WHAT YOU ARE ASKED TO DO:
Wherever a line below holds the word "First", copy that line.

** start INPUT MATERIAL **

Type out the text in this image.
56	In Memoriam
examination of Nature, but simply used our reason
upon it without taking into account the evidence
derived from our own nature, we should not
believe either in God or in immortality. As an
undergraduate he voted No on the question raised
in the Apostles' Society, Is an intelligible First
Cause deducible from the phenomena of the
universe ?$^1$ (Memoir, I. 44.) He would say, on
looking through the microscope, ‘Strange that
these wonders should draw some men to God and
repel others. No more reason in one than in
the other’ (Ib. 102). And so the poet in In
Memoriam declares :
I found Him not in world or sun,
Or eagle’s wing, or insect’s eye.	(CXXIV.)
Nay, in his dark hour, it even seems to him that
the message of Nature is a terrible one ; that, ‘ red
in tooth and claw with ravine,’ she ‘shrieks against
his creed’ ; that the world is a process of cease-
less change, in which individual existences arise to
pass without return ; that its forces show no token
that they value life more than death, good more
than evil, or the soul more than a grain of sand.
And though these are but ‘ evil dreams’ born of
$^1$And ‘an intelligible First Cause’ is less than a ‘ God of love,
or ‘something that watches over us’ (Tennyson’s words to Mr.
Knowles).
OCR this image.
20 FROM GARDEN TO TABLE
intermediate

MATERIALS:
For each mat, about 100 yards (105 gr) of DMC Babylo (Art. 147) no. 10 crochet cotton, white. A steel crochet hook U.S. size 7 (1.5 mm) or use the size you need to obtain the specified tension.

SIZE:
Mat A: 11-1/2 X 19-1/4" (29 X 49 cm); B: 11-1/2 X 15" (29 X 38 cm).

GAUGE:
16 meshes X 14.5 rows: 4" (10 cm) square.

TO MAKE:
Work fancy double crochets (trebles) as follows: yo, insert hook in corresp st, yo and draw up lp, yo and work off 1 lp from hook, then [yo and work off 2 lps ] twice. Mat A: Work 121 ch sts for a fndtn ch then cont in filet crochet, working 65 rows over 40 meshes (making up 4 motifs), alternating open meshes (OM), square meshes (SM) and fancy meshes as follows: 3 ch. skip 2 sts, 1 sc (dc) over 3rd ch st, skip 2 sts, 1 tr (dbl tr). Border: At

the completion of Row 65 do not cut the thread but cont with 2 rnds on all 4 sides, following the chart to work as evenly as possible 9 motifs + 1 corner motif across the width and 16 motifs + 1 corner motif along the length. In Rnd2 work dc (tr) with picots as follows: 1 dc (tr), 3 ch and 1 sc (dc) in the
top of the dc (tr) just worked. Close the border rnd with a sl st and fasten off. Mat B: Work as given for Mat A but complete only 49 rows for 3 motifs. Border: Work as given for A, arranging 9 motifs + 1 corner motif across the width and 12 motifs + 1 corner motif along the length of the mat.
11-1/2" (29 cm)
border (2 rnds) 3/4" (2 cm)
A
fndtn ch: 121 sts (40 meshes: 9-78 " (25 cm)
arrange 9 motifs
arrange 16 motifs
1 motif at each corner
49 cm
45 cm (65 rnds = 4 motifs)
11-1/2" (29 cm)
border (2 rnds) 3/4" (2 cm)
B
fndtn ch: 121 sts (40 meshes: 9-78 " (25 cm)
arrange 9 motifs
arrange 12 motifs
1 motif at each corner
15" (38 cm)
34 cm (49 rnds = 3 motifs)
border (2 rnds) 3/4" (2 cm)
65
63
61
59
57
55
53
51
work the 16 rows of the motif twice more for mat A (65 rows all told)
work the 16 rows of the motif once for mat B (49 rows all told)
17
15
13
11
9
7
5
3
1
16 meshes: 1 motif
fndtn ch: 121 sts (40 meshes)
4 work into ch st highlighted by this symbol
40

** end INPUT MATERIAL **

COMPLETED TASK:
in the Apostles' Society, Is an intelligible First
$^1$And ‘an intelligible First Cause’ is less than a ‘ God of love,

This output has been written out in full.